**Problem to solve:** Without the pictures, set down every line of the data exactly.

* start Available data *

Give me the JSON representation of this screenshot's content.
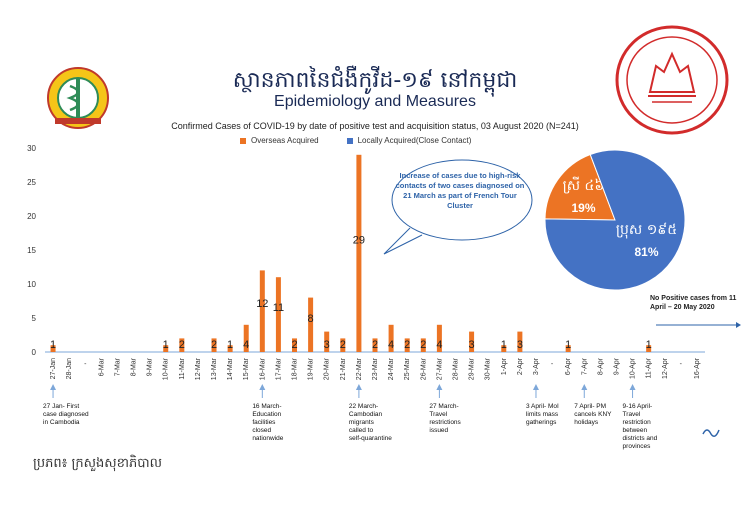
{
  "header": {
    "title_khmer": "ស្ថានភាពនៃជំងឺកូវីដ-១៩ នៅកម្ពុជា",
    "title_en": "Epidemiology and Measures",
    "subtitle": "Confirmed Cases of COVID-19 by date of positive test and acquisition status, 03 August 2020 (N=241)"
  },
  "source": "ប្រភព៖ ក្រសួងសុខាភិបាល",
  "colors": {
    "overseas": "#ec7424",
    "local": "#4472c4",
    "axis": "#7da7d9",
    "callout": "#2e63a8"
  },
  "chart_data": {
    "type": "bar",
    "title": "Confirmed Cases of COVID-19 by date of positive test and acquisition status, 03 August 2020 (N=241)",
    "legend": [
      "Overseas Acquired",
      "Locally Acquired(Close Contact)"
    ],
    "ylim": [
      0,
      30
    ],
    "yticks": [
      0,
      5,
      10,
      15,
      20,
      25,
      30
    ],
    "categories": [
      "27-Jan",
      "28-Jan",
      "",
      "6-Mar",
      "7-Mar",
      "8-Mar",
      "9-Mar",
      "10-Mar",
      "11-Mar",
      "12-Mar",
      "13-Mar",
      "14-Mar",
      "15-Mar",
      "16-Mar",
      "17-Mar",
      "18-Mar",
      "19-Mar",
      "20-Mar",
      "21-Mar",
      "22-Mar",
      "23-Mar",
      "24-Mar",
      "25-Mar",
      "26-Mar",
      "27-Mar",
      "28-Mar",
      "29-Mar",
      "30-Mar",
      "1-Apr",
      "2-Apr",
      "3-Apr",
      "",
      "6-Apr",
      "7-Apr",
      "8-Apr",
      "9-Apr",
      "10-Apr",
      "11-Apr",
      "12-Apr",
      "",
      "16-Apr"
    ],
    "values": [
      1,
      null,
      null,
      null,
      null,
      null,
      null,
      1,
      2,
      null,
      2,
      1,
      4,
      12,
      11,
      2,
      8,
      3,
      2,
      29,
      2,
      4,
      2,
      2,
      4,
      null,
      3,
      null,
      1,
      3,
      null,
      null,
      1,
      null,
      null,
      null,
      null,
      1,
      null,
      null,
      null
    ],
    "pie": {
      "slices": [
        {
          "label": "ស្រី ៤៦",
          "value": 19,
          "display": "19%"
        },
        {
          "label": "ប្រុស ១៩៥",
          "value": 81,
          "display": "81%"
        }
      ]
    }
  },
  "callout": "Increase of cases due to high-risk contacts of two cases diagnosed on 21 March as part of French Tour Cluster",
  "no_positive": "No Positive cases from 11 April – 20 May 2020",
  "annotations": [
    {
      "cat": 0,
      "text": "27 Jan- First case diagnosed in Cambodia"
    },
    {
      "cat": 13,
      "text": "16 March- Education facilities closed nationwide"
    },
    {
      "cat": 19,
      "text": "22 March- Cambodian migrants called to self-quarantine"
    },
    {
      "cat": 24,
      "text": "27 March- Travel restrictions issued"
    },
    {
      "cat": 30,
      "text": "3 April- MoI limits mass gatherings"
    },
    {
      "cat": 33,
      "text": "7 April- PM cancels KNY holidays"
    },
    {
      "cat": 36,
      "text": "9-16 April- Travel restriction between districts and provinces"
    }
  ]
}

* end Available data *

**Answer in full:**
Give me the JSON representation of this screenshot's content.
{
  "header": {
    "title_khmer": "ស្ថានភាពនៃជំងឺកូវីដ-១៩ នៅកម្ពុជា",
    "title_en": "Epidemiology and Measures",
    "subtitle": "Confirmed Cases of COVID-19 by date of positive test and acquisition status, 03 August 2020 (N=241)"
  },
  "source": "ប្រភព៖ ក្រសួងសុខាភិបាល",
  "colors": {
    "overseas": "#ec7424",
    "local": "#4472c4",
    "axis": "#7da7d9",
    "callout": "#2e63a8"
  },
  "chart_data": {
    "type": "bar",
    "title": "Confirmed Cases of COVID-19 by date of positive test and acquisition status, 03 August 2020 (N=241)",
    "legend": [
      "Overseas Acquired",
      "Locally Acquired(Close Contact)"
    ],
    "ylim": [
      0,
      30
    ],
    "yticks": [
      0,
      5,
      10,
      15,
      20,
      25,
      30
    ],
    "categories": [
      "27-Jan",
      "28-Jan",
      "",
      "6-Mar",
      "7-Mar",
      "8-Mar",
      "9-Mar",
      "10-Mar",
      "11-Mar",
      "12-Mar",
      "13-Mar",
      "14-Mar",
      "15-Mar",
      "16-Mar",
      "17-Mar",
      "18-Mar",
      "19-Mar",
      "20-Mar",
      "21-Mar",
      "22-Mar",
      "23-Mar",
      "24-Mar",
      "25-Mar",
      "26-Mar",
      "27-Mar",
      "28-Mar",
      "29-Mar",
      "30-Mar",
      "1-Apr",
      "2-Apr",
      "3-Apr",
      "",
      "6-Apr",
      "7-Apr",
      "8-Apr",
      "9-Apr",
      "10-Apr",
      "11-Apr",
      "12-Apr",
      "",
      "16-Apr"
    ],
    "values": [
      1,
      null,
      null,
      null,
      null,
      null,
      null,
      1,
      2,
      null,
      2,
      1,
      4,
      12,
      11,
      2,
      8,
      3,
      2,
      29,
      2,
      4,
      2,
      2,
      4,
      null,
      3,
      null,
      1,
      3,
      null,
      null,
      1,
      null,
      null,
      null,
      null,
      1,
      null,
      null,
      null
    ],
    "pie": {
      "slices": [
        {
          "label": "ស្រី ៤៦",
          "value": 19,
          "display": "19%"
        },
        {
          "label": "ប្រុស ១៩៥",
          "value": 81,
          "display": "81%"
        }
      ]
    }
  },
  "callout": "Increase of cases due to high-risk contacts of two cases diagnosed on 21 March as part of French Tour Cluster",
  "no_positive": "No Positive cases from 11 April – 20 May 2020",
  "annotations": [
    {
      "cat": 0,
      "text": "27 Jan- First case diagnosed in Cambodia"
    },
    {
      "cat": 13,
      "text": "16 March- Education facilities closed nationwide"
    },
    {
      "cat": 19,
      "text": "22 March- Cambodian migrants called to self-quarantine"
    },
    {
      "cat": 24,
      "text": "27 March- Travel restrictions issued"
    },
    {
      "cat": 30,
      "text": "3 April- MoI limits mass gatherings"
    },
    {
      "cat": 33,
      "text": "7 April- PM cancels KNY holidays"
    },
    {
      "cat": 36,
      "text": "9-16 April- Travel restriction between districts and provinces"
    }
  ]
}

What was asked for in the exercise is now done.